[Image region annotations]
++++++
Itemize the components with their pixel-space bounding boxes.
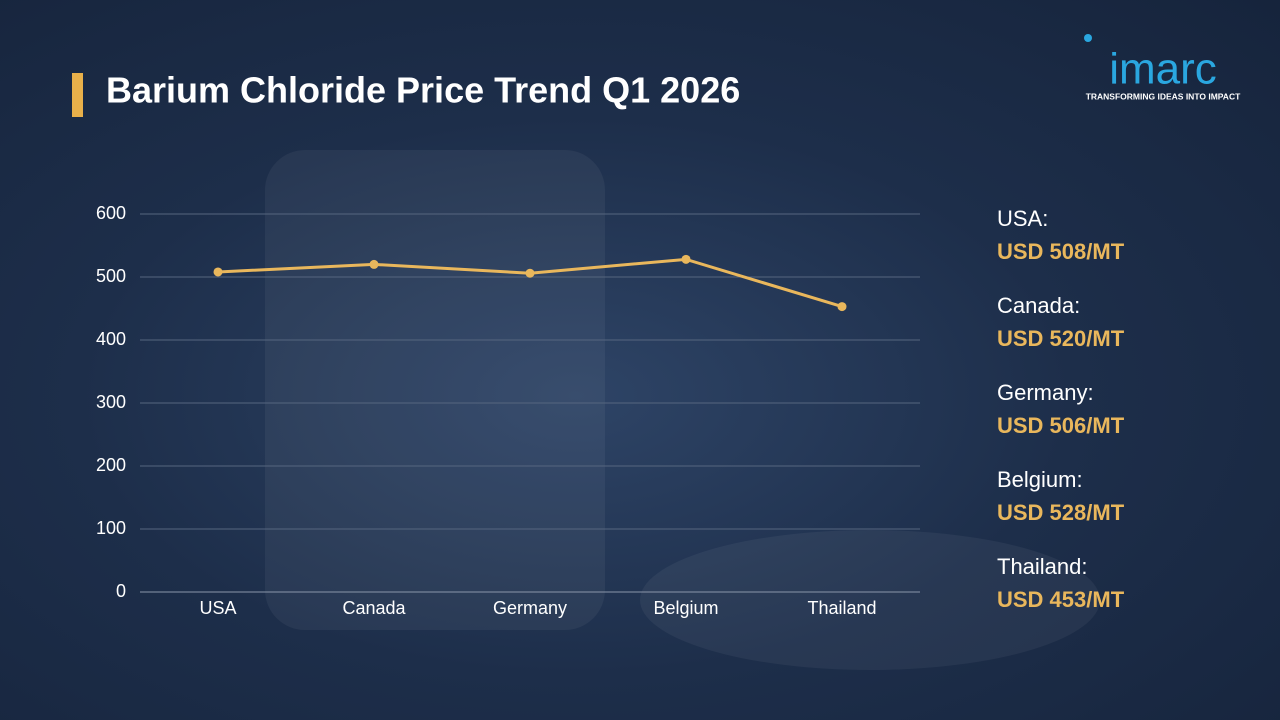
- y-tick-label: 500: [96, 266, 126, 286]
- point: [525, 268, 535, 278]
- logo-dot: [1084, 34, 1092, 42]
- y-tick-label: 300: [96, 392, 126, 412]
- y-tick-label: 400: [96, 329, 126, 349]
- point: [213, 267, 223, 277]
- y-tick-label: 100: [96, 518, 126, 538]
- x-tick-label: Thailand: [807, 598, 876, 618]
- summary-value: USD 528/MT: [997, 500, 1125, 525]
- y-tick-label: 600: [96, 203, 126, 223]
- logo-tagline: TRANSFORMING IDEAS INTO IMPACT: [1086, 91, 1241, 101]
- x-tick-label: Germany: [493, 598, 567, 618]
- summary-value: USD 520/MT: [997, 326, 1125, 351]
- summary-label: Belgium:: [997, 467, 1083, 492]
- summary-label: Thailand:: [997, 554, 1088, 579]
- logo-name: imarc: [1109, 45, 1217, 94]
- point: [681, 254, 691, 264]
- dish-backdrop: [640, 530, 1100, 670]
- chart-title: Barium Chloride Price Trend Q1 2026: [106, 70, 740, 111]
- summary-value: USD 506/MT: [997, 413, 1125, 438]
- point: [369, 259, 379, 269]
- title-accent: [72, 73, 83, 117]
- y-tick-label: 0: [116, 581, 126, 601]
- x-tick-label: USA: [199, 598, 236, 618]
- y-tick-label: 200: [96, 455, 126, 475]
- summary-label: USA:: [997, 206, 1048, 231]
- point: [837, 302, 847, 312]
- summary-label: Canada:: [997, 293, 1080, 318]
- summary-value: USD 508/MT: [997, 239, 1125, 264]
- x-tick-label: Canada: [342, 598, 406, 618]
- summary-value: USD 453/MT: [997, 587, 1125, 612]
- x-tick-label: Belgium: [653, 598, 718, 618]
- bottle-backdrop: [265, 150, 605, 630]
- summary-label: Germany:: [997, 380, 1094, 405]
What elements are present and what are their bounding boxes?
++++++
### TO BE DONE
Reproduce every line of the records above word for word, leaving out the pictures.

### FINISHED EXERCISE
Itemize the components with their pixel-space bounding boxes.
- y-tick-label: 500: [96, 266, 126, 286]
- point: [525, 268, 535, 278]
- logo-dot: [1084, 34, 1092, 42]
- y-tick-label: 300: [96, 392, 126, 412]
- y-tick-label: 400: [96, 329, 126, 349]
- point: [213, 267, 223, 277]
- y-tick-label: 100: [96, 518, 126, 538]
- x-tick-label: Thailand: [807, 598, 876, 618]
- summary-value: USD 528/MT: [997, 500, 1125, 525]
- y-tick-label: 600: [96, 203, 126, 223]
- logo-tagline: TRANSFORMING IDEAS INTO IMPACT: [1086, 91, 1241, 101]
- x-tick-label: Germany: [493, 598, 567, 618]
- summary-value: USD 520/MT: [997, 326, 1125, 351]
- summary-label: Belgium:: [997, 467, 1083, 492]
- summary-label: Thailand:: [997, 554, 1088, 579]
- logo-name: imarc: [1109, 45, 1217, 94]
- point: [681, 254, 691, 264]
- dish-backdrop: [640, 530, 1100, 670]
- chart-title: Barium Chloride Price Trend Q1 2026: [106, 70, 740, 111]
- summary-value: USD 506/MT: [997, 413, 1125, 438]
- point: [369, 259, 379, 269]
- title-accent: [72, 73, 83, 117]
- y-tick-label: 0: [116, 581, 126, 601]
- x-tick-label: USA: [199, 598, 236, 618]
- y-tick-label: 200: [96, 455, 126, 475]
- summary-label: USA:: [997, 206, 1048, 231]
- point: [837, 302, 847, 312]
- summary-label: Canada:: [997, 293, 1080, 318]
- summary-value: USD 508/MT: [997, 239, 1125, 264]
- x-tick-label: Canada: [342, 598, 406, 618]
- summary-value: USD 453/MT: [997, 587, 1125, 612]
- x-tick-label: Belgium: [653, 598, 718, 618]
- bottle-backdrop: [265, 150, 605, 630]
- summary-label: Germany:: [997, 380, 1094, 405]
What elements are present and what are their bounding boxes?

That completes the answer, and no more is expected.